REQUIREMENTS:
Write out each line beneath this one exactly as it reads.

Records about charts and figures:
__________________________________________________
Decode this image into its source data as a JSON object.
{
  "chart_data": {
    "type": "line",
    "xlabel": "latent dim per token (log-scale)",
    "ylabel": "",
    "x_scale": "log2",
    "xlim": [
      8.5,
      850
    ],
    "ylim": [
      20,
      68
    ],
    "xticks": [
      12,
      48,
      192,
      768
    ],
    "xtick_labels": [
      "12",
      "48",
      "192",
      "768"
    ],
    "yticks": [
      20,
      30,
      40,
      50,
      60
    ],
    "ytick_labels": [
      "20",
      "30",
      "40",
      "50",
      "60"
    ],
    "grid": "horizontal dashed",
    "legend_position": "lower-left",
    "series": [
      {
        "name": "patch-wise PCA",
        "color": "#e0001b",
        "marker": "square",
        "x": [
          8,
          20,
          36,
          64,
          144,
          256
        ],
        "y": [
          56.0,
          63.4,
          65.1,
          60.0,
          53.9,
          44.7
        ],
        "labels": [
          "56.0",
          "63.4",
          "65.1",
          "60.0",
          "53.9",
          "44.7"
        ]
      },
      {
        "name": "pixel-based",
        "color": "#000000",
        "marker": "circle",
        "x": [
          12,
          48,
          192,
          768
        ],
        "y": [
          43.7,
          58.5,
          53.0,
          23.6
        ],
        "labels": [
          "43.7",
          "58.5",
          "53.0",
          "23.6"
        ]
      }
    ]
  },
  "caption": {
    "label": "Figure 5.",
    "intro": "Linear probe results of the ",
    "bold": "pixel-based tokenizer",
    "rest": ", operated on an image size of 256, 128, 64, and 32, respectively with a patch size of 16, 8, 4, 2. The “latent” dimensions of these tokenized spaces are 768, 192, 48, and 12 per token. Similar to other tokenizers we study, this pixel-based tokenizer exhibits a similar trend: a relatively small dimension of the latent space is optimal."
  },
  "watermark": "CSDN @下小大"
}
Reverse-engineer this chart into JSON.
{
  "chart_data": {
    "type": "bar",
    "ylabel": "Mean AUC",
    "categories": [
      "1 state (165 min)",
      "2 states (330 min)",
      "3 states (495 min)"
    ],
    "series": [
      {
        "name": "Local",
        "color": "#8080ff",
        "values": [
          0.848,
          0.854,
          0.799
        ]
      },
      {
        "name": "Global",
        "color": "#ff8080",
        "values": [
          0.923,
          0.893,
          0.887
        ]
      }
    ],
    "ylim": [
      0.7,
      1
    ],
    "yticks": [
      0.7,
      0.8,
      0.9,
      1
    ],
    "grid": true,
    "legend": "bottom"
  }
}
__________________________________________________
PROBLEM SOLUTION:
Decode this image into its source data as a JSON object.
{
  "chart_data": {
    "type": "line",
    "xlabel": "latent dim per token (log-scale)",
    "ylabel": "",
    "x_scale": "log2",
    "xlim": [
      8.5,
      850
    ],
    "ylim": [
      20,
      68
    ],
    "xticks": [
      12,
      48,
      192,
      768
    ],
    "xtick_labels": [
      "12",
      "48",
      "192",
      "768"
    ],
    "yticks": [
      20,
      30,
      40,
      50,
      60
    ],
    "ytick_labels": [
      "20",
      "30",
      "40",
      "50",
      "60"
    ],
    "grid": "horizontal dashed",
    "legend_position": "lower-left",
    "series": [
      {
        "name": "patch-wise PCA",
        "color": "#e0001b",
        "marker": "square",
        "x": [
          8,
          20,
          36,
          64,
          144,
          256
        ],
        "y": [
          56.0,
          63.4,
          65.1,
          60.0,
          53.9,
          44.7
        ],
        "labels": [
          "56.0",
          "63.4",
          "65.1",
          "60.0",
          "53.9",
          "44.7"
        ]
      },
      {
        "name": "pixel-based",
        "color": "#000000",
        "marker": "circle",
        "x": [
          12,
          48,
          192,
          768
        ],
        "y": [
          43.7,
          58.5,
          53.0,
          23.6
        ],
        "labels": [
          "43.7",
          "58.5",
          "53.0",
          "23.6"
        ]
      }
    ]
  },
  "caption": {
    "label": "Figure 5.",
    "intro": "Linear probe results of the ",
    "bold": "pixel-based tokenizer",
    "rest": ", operated on an image size of 256, 128, 64, and 32, respectively with a patch size of 16, 8, 4, 2. The “latent” dimensions of these tokenized spaces are 768, 192, 48, and 12 per token. Similar to other tokenizers we study, this pixel-based tokenizer exhibits a similar trend: a relatively small dimension of the latent space is optimal."
  },
  "watermark": "CSDN @下小大"
}
Reverse-engineer this chart into JSON.
{
  "chart_data": {
    "type": "bar",
    "ylabel": "Mean AUC",
    "categories": [
      "1 state (165 min)",
      "2 states (330 min)",
      "3 states (495 min)"
    ],
    "series": [
      {
        "name": "Local",
        "color": "#8080ff",
        "values": [
          0.848,
          0.854,
          0.799
        ]
      },
      {
        "name": "Global",
        "color": "#ff8080",
        "values": [
          0.923,
          0.893,
          0.887
        ]
      }
    ],
    "ylim": [
      0.7,
      1
    ],
    "yticks": [
      0.7,
      0.8,
      0.9,
      1
    ],
    "grid": true,
    "legend": "bottom"
  }
}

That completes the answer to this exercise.